● **Do this**
Rewrite all the rows below, changing each "x-tick-label" to "x-tick-text" and keeping everything else the same. Leave out the pictures.
------------------------------
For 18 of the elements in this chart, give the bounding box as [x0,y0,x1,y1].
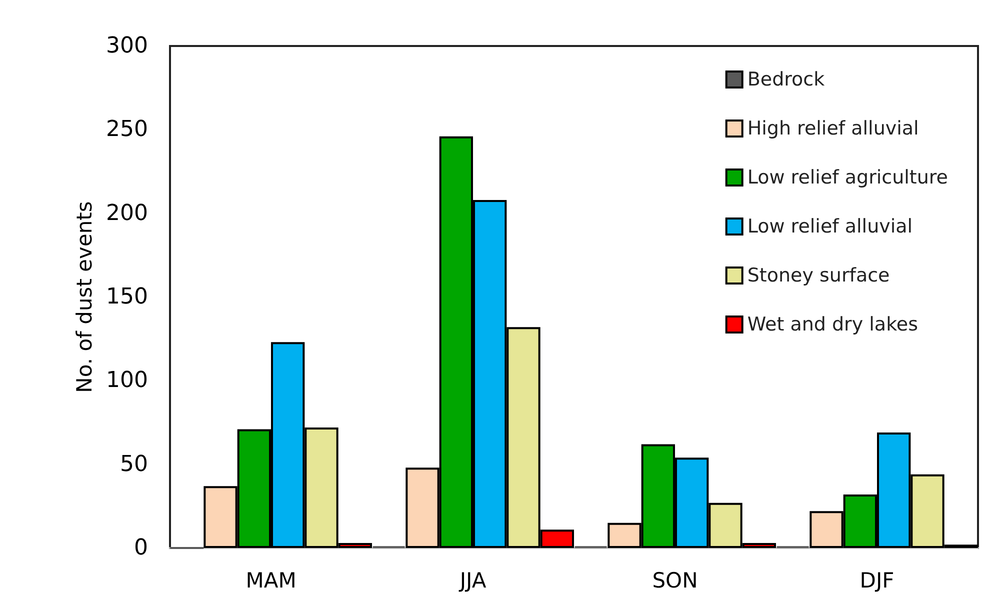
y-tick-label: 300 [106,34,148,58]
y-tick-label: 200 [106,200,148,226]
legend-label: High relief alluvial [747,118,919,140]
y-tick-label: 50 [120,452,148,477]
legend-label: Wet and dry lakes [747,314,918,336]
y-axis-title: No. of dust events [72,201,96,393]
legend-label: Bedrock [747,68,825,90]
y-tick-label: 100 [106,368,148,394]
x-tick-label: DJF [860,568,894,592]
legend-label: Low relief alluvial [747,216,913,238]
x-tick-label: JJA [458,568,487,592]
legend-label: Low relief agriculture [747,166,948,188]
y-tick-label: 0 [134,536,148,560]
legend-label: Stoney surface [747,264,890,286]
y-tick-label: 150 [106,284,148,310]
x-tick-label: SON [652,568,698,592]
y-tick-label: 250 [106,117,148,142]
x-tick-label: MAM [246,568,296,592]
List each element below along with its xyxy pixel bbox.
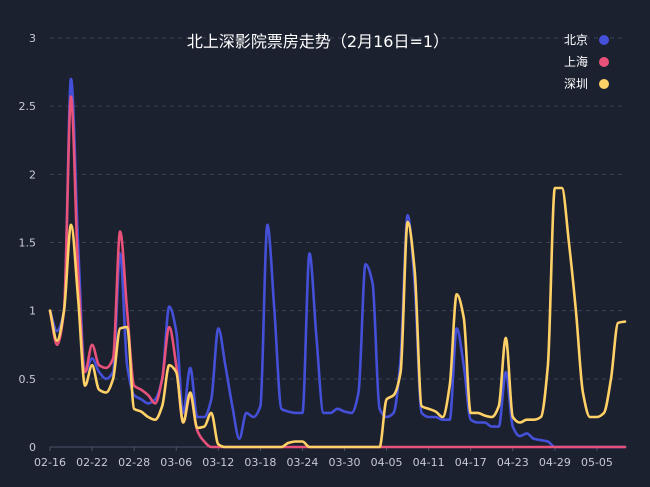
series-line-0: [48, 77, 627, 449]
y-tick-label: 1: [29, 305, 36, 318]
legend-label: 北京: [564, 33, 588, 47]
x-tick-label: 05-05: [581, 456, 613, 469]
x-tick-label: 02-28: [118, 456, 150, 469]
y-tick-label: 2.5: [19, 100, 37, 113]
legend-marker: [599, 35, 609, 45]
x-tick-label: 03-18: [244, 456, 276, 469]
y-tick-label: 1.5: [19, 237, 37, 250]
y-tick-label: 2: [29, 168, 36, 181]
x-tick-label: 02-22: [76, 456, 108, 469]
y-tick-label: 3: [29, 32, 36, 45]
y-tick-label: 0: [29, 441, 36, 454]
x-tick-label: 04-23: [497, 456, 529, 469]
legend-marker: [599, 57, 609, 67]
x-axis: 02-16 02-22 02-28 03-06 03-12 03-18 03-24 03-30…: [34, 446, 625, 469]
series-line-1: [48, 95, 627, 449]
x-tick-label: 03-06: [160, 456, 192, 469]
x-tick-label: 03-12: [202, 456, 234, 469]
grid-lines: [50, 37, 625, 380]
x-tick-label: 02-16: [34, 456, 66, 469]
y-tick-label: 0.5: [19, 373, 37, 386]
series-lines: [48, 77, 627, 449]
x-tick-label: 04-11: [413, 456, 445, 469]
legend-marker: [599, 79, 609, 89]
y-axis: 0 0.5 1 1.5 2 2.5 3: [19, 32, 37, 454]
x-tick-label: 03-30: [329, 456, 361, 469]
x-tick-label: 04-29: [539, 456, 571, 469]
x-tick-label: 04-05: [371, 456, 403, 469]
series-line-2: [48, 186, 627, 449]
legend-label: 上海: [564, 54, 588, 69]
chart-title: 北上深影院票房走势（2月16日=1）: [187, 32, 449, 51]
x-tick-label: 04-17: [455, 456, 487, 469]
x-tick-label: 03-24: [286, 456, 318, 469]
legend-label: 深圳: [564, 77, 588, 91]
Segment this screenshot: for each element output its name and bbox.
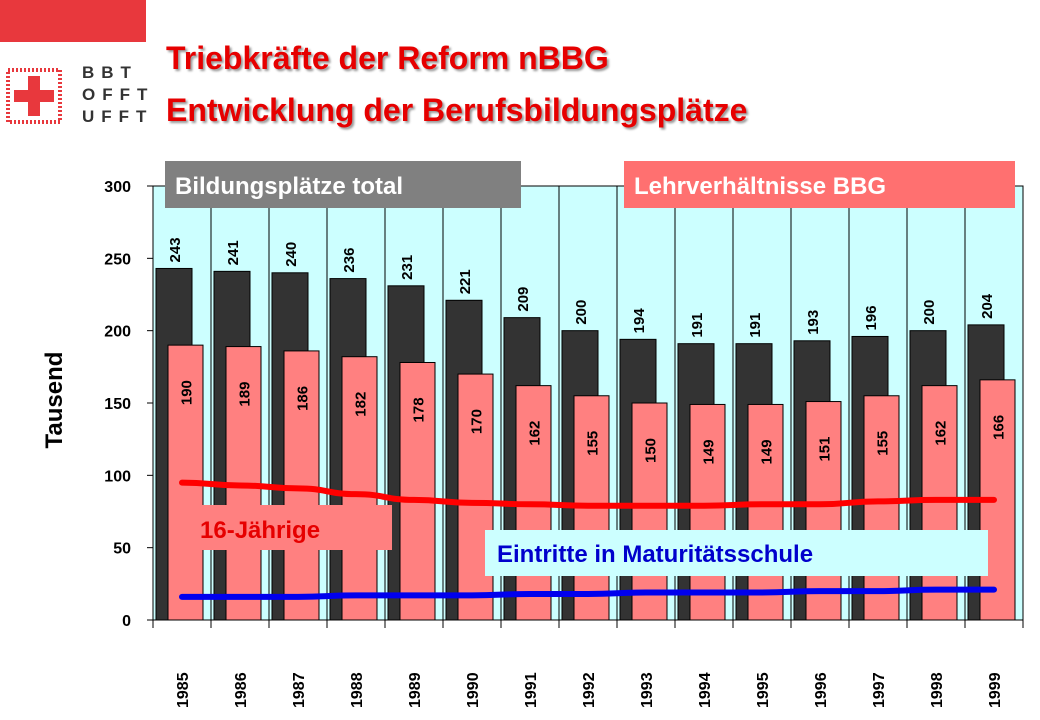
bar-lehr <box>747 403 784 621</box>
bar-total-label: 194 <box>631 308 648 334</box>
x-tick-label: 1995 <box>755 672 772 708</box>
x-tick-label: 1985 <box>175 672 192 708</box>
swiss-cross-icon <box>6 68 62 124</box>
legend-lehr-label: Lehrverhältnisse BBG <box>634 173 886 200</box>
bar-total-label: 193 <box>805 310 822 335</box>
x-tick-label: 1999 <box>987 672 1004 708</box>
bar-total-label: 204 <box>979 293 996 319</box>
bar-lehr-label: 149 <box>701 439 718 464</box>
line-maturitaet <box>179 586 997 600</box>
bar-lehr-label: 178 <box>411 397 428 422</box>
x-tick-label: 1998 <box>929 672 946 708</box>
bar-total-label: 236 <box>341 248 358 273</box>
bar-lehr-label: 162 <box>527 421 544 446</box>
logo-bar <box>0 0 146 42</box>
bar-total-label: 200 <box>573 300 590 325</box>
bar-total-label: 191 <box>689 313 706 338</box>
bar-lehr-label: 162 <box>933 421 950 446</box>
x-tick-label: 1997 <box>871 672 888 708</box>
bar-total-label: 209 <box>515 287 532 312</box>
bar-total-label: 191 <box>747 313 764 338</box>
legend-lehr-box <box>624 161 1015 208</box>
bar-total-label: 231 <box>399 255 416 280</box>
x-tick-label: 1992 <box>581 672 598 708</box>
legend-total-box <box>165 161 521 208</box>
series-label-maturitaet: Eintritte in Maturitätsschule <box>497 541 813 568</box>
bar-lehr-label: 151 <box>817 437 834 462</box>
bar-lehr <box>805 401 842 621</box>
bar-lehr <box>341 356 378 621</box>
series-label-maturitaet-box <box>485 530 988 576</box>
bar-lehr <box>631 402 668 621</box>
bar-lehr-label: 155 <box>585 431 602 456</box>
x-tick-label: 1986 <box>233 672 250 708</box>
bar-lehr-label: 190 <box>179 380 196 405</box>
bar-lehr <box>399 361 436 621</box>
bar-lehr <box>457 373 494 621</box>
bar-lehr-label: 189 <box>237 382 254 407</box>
------------------------------
● **Solution to the problem**
For 18 of the elements in this chart, give the bounding box as [x0,y0,x1,y1].
y-tick-label: 300 [106,34,148,58]
y-tick-label: 200 [106,200,148,226]
legend-label: High relief alluvial [747,118,919,140]
y-tick-label: 50 [120,452,148,477]
legend-label: Wet and dry lakes [747,314,918,336]
y-axis-title: No. of dust events [72,201,96,393]
legend-label: Bedrock [747,68,825,90]
y-tick-label: 100 [106,368,148,394]
x-tick-text: DJF [860,568,894,592]
legend-label: Low relief alluvial [747,216,913,238]
x-tick-text: JJA [458,568,487,592]
legend-label: Low relief agriculture [747,166,948,188]
y-tick-label: 0 [134,536,148,560]
legend-label: Stoney surface [747,264,890,286]
y-tick-label: 150 [106,284,148,310]
x-tick-text: SON [652,568,698,592]
y-tick-label: 250 [106,117,148,142]
x-tick-text: MAM [246,568,296,592]
List each element below along with its xyxy pixel bbox.
series-line-0: [48, 77, 627, 449]
y-tick-label: 1: [29, 305, 36, 318]
legend-label: 北京: [564, 33, 588, 47]
x-tick-text: 05-05: [581, 456, 613, 469]
x-tick-text: 02-28: [118, 456, 150, 469]
y-tick-label: 2.5: [19, 100, 37, 113]
legend-marker: [599, 35, 609, 45]
x-tick-text: 03-18: [244, 456, 276, 469]
y-tick-label: 1.5: [19, 237, 37, 250]
y-tick-label: 2: [29, 168, 36, 181]
x-tick-text: 02-22: [76, 456, 108, 469]
y-tick-label: 3: [29, 32, 36, 45]
y-tick-label: 0: [29, 441, 36, 454]
x-tick-text: 04-23: [497, 456, 529, 469]
legend-marker: [599, 57, 609, 67]
x-axis: 02-16 02-22 02-28 03-06 03-12 03-18 03-24 03-30…: [34, 446, 625, 469]
series-line-1: [48, 95, 627, 449]
x-tick-text: 03-06: [160, 456, 192, 469]
x-tick-text: 03-12: [202, 456, 234, 469]
grid-lines: [50, 37, 625, 380]
x-tick-text: 02-16: [34, 456, 66, 469]
y-tick-label: 0.5: [19, 373, 37, 386]
series-lines: [48, 77, 627, 449]
x-tick-text: 04-11: [413, 456, 445, 469]
legend-marker: [599, 79, 609, 89]
y-axis: 0 0.5 1 1.5 2 2.5 3: [19, 32, 37, 454]
x-tick-text: 03-30: [329, 456, 361, 469]
x-tick-text: 04-29: [539, 456, 571, 469]
x-tick-text: 04-05: [371, 456, 403, 469]
series-line-2: [48, 186, 627, 449]
legend-label: 上海: [564, 54, 588, 69]
chart-title: 北上深影院票房走势（2月16日=1）: [187, 32, 449, 51]
x-tick-text: 04-17: [455, 456, 487, 469]
x-tick-text: 03-24: [286, 456, 318, 469]
legend-label: 深圳: [564, 77, 588, 91]
Segment this screenshot: for each element output its name and bbox.
bar-lehr <box>747 403 784 621</box>
bar-total-label: 194 <box>631 308 648 334</box>
x-tick-text: 1995 <box>755 672 772 708</box>
x-tick-text: 1985 <box>175 672 192 708</box>
swiss-cross-icon <box>6 68 62 124</box>
legend-lehr-label: Lehrverhältnisse BBG <box>634 173 886 200</box>
bar-total-label: 193 <box>805 310 822 335</box>
x-tick-text: 1999 <box>987 672 1004 708</box>
bar-total-label: 204 <box>979 293 996 319</box>
bar-lehr-label: 149 <box>701 439 718 464</box>
line-maturitaet <box>179 586 997 600</box>
bar-lehr-label: 178 <box>411 397 428 422</box>
x-tick-text: 1998 <box>929 672 946 708</box>
bar-total-label: 236 <box>341 248 358 273</box>
bar-lehr-label: 162 <box>527 421 544 446</box>
logo-bar <box>0 0 146 42</box>
bar-total-label: 200 <box>573 300 590 325</box>
bar-total-label: 191 <box>689 313 706 338</box>
bar-lehr-label: 162 <box>933 421 950 446</box>
x-tick-text: 1997 <box>871 672 888 708</box>
bar-total-label: 209 <box>515 287 532 312</box>
bar-total-label: 191 <box>747 313 764 338</box>
legend-lehr-box <box>624 161 1015 208</box>
bar-total-label: 231 <box>399 255 416 280</box>
x-tick-text: 1992 <box>581 672 598 708</box>
legend-total-box <box>165 161 521 208</box>
series-label-maturitaet: Eintritte in Maturitätsschule <box>497 541 813 568</box>
bar-lehr-label: 151 <box>817 437 834 462</box>
bar-lehr <box>805 401 842 621</box>
bar-lehr <box>341 356 378 621</box>
series-label-maturitaet-box <box>485 530 988 576</box>
bar-lehr <box>631 402 668 621</box>
bar-lehr-label: 155 <box>585 431 602 456</box>
x-tick-text: 1986 <box>233 672 250 708</box>
bar-lehr-label: 190 <box>179 380 196 405</box>
bar-lehr <box>399 361 436 621</box>
bar-lehr <box>457 373 494 621</box>
bar-lehr-label: 189 <box>237 382 254 407</box>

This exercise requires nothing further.